Objective ::
Work out how many lines include "test" and answer with that number only.

[Figure collection entries]
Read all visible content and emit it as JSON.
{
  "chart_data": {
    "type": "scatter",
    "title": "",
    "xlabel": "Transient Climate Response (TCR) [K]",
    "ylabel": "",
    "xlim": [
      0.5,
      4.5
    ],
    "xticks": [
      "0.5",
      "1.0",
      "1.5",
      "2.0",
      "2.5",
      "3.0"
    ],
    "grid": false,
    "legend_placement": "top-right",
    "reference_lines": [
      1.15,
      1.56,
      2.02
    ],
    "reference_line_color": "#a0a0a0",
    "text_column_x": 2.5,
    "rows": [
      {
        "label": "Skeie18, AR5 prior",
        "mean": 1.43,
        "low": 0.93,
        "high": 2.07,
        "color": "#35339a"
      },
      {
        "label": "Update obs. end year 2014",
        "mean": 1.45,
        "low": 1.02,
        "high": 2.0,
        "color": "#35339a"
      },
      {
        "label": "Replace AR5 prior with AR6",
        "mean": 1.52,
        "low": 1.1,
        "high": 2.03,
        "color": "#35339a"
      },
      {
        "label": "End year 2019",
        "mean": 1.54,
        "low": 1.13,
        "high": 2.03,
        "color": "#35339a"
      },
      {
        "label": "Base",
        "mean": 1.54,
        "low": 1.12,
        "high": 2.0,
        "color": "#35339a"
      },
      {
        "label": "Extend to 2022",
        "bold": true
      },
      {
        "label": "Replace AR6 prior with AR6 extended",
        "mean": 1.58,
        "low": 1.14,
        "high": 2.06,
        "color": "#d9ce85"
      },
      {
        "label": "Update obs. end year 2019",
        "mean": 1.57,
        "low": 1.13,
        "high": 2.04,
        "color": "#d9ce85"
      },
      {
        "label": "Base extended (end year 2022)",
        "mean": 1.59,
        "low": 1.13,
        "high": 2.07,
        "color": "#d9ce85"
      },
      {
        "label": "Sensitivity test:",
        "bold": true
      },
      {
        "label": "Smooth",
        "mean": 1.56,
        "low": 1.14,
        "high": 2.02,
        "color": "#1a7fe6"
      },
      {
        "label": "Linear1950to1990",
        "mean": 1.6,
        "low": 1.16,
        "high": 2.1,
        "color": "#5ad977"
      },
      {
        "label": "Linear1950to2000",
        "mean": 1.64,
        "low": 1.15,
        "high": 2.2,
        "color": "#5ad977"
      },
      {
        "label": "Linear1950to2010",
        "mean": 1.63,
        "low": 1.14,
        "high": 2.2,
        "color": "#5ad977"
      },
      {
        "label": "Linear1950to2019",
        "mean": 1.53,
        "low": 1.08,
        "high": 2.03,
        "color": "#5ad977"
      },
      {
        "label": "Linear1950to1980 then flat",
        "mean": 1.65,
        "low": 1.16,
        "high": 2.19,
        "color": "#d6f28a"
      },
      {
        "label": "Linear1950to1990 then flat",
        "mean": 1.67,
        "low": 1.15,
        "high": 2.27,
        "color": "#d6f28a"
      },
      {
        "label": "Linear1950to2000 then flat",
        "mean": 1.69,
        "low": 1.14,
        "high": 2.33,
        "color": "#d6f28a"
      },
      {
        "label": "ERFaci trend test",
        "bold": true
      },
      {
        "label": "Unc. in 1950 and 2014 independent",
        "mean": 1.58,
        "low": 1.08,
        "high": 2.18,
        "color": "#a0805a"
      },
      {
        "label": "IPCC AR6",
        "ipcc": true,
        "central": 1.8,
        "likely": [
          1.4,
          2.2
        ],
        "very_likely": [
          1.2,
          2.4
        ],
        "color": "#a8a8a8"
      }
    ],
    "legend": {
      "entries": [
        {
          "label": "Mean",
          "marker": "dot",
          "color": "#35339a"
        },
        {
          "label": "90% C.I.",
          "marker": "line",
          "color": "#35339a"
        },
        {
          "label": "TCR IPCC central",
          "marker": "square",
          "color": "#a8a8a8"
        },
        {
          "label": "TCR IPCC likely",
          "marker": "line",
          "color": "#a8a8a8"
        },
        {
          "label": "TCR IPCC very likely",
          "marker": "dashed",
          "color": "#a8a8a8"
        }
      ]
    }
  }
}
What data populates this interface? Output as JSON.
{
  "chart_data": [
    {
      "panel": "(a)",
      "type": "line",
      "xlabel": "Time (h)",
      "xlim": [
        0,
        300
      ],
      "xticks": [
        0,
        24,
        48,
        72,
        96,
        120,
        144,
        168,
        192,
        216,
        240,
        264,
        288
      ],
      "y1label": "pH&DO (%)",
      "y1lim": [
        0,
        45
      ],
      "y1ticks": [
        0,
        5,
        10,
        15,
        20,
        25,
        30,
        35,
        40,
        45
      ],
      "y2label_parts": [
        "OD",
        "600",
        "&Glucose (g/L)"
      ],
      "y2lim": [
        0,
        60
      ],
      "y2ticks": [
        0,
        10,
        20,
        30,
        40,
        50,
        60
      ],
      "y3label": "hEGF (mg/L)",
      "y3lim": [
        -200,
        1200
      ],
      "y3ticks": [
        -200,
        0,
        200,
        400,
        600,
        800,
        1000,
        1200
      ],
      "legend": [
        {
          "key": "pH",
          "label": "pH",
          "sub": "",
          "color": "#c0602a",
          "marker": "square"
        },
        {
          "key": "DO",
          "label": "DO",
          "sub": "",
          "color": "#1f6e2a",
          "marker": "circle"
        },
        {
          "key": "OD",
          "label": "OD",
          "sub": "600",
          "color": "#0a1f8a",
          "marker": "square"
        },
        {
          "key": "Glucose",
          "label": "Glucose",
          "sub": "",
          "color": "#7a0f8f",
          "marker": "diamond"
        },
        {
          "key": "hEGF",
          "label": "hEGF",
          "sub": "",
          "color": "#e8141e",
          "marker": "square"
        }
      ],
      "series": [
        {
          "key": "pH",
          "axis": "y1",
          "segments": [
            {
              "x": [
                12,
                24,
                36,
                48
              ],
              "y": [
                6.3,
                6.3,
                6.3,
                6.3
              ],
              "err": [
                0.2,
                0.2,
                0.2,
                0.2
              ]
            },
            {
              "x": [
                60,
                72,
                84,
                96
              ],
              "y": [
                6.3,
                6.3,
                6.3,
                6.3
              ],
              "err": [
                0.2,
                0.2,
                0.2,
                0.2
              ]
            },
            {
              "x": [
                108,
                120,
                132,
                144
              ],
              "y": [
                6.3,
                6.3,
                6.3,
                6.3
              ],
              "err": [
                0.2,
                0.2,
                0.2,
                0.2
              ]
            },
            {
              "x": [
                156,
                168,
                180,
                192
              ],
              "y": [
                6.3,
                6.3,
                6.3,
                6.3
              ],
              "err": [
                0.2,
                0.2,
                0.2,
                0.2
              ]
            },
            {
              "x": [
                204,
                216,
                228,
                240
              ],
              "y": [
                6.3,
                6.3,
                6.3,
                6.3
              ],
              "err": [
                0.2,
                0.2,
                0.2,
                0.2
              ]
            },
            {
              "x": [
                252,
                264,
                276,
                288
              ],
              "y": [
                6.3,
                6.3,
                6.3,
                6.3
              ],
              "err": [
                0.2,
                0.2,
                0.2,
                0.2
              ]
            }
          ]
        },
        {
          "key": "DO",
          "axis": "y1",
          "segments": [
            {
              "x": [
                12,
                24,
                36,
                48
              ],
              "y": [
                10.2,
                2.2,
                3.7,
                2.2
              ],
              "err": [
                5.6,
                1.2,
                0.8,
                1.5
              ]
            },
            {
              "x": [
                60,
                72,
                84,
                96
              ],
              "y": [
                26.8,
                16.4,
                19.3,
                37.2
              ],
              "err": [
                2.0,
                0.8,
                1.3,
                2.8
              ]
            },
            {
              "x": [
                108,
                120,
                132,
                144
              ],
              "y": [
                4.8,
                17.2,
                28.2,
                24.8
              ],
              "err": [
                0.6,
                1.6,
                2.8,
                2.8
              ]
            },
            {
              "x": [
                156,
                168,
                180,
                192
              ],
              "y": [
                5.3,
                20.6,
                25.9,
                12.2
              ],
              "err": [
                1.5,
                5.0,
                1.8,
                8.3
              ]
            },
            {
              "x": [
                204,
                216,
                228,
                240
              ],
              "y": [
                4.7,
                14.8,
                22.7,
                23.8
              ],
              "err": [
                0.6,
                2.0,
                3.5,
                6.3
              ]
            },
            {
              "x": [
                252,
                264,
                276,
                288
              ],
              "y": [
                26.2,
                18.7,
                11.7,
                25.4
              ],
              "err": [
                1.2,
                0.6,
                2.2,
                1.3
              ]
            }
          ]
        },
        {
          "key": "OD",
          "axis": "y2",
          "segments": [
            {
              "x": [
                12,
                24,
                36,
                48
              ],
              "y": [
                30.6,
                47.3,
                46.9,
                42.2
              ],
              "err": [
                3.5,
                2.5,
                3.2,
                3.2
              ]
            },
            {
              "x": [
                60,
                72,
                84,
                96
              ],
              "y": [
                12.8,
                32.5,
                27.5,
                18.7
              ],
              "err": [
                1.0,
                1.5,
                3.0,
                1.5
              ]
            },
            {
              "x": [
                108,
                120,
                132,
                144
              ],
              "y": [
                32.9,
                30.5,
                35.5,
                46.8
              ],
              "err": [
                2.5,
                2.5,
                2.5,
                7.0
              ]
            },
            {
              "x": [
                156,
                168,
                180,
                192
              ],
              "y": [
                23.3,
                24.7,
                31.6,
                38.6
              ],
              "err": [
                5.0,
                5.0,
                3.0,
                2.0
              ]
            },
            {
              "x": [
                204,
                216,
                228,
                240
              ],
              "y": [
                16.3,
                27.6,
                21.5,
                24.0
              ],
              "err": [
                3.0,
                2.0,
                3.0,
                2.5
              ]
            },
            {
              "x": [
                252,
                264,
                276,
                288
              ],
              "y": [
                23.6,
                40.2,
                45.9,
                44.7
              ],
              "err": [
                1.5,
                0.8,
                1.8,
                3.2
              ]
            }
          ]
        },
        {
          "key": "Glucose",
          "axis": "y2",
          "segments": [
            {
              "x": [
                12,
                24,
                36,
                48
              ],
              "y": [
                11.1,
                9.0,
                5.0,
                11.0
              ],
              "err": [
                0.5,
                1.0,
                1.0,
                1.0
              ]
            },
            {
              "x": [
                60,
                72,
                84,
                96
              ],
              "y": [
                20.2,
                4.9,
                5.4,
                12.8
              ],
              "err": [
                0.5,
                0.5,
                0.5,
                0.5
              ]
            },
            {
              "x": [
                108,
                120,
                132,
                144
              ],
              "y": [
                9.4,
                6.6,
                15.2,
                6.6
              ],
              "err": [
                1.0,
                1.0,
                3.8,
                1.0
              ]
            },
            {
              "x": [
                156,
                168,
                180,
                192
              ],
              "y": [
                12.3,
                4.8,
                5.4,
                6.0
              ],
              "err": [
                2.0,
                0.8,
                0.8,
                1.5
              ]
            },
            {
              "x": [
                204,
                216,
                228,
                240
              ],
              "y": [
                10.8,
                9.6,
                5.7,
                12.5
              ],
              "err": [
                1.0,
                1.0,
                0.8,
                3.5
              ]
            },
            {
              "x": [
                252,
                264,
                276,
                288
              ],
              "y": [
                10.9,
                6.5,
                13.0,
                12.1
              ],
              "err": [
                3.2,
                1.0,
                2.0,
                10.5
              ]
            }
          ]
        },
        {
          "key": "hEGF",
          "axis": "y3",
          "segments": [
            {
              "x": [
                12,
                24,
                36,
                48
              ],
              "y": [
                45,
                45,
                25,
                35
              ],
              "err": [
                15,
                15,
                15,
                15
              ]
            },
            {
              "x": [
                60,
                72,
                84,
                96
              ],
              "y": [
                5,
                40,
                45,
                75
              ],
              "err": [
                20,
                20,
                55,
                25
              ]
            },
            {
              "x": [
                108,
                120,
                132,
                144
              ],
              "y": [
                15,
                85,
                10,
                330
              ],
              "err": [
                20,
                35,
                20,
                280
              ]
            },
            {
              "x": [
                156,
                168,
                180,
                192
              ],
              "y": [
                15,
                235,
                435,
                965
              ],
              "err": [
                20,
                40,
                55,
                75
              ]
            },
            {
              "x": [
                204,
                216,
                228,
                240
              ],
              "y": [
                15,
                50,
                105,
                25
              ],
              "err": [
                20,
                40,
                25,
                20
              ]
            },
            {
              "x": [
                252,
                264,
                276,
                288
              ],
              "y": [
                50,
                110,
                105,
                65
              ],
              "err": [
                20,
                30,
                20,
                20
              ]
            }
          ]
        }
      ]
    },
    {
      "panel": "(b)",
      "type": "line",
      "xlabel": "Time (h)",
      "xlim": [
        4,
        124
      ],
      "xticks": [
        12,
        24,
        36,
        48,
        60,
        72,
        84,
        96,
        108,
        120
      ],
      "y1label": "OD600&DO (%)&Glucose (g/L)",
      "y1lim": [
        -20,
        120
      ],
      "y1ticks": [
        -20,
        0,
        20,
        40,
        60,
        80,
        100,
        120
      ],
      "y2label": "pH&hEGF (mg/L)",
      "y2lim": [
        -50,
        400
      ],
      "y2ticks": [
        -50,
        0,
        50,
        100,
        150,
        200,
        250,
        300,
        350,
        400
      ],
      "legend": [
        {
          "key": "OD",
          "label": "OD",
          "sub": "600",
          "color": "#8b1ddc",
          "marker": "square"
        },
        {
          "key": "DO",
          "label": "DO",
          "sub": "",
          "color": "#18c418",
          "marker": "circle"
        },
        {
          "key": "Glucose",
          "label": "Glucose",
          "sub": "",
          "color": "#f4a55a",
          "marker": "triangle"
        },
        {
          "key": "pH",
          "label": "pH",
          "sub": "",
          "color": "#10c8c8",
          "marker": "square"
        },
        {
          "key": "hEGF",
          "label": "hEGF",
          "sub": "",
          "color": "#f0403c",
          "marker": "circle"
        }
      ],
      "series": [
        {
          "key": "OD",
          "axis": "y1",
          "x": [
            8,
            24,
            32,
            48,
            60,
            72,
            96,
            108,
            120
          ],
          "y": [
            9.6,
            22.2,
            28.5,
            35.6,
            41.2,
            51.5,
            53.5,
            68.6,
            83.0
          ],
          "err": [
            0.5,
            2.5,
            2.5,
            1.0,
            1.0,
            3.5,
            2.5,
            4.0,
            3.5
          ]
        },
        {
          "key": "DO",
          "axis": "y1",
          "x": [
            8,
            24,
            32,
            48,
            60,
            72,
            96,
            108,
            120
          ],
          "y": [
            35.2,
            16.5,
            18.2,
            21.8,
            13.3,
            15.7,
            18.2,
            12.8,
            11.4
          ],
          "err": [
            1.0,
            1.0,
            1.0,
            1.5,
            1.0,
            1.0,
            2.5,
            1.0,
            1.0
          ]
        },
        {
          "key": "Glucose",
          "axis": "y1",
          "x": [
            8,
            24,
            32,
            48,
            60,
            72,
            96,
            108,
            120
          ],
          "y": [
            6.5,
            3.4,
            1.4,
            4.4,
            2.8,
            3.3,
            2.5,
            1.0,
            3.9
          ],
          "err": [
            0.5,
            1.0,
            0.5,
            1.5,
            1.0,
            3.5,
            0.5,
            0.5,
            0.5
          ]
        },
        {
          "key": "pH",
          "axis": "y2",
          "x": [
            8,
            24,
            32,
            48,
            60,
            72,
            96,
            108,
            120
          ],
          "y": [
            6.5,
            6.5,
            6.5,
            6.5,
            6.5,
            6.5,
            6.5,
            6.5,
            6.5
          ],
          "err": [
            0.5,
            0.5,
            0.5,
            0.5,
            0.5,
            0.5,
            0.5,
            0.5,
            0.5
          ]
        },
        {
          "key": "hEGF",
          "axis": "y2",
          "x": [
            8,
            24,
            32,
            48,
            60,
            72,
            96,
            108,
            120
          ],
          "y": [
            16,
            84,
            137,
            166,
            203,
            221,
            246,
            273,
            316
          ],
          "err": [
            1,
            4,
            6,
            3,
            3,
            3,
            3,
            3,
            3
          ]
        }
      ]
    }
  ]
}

Result of the task ::
2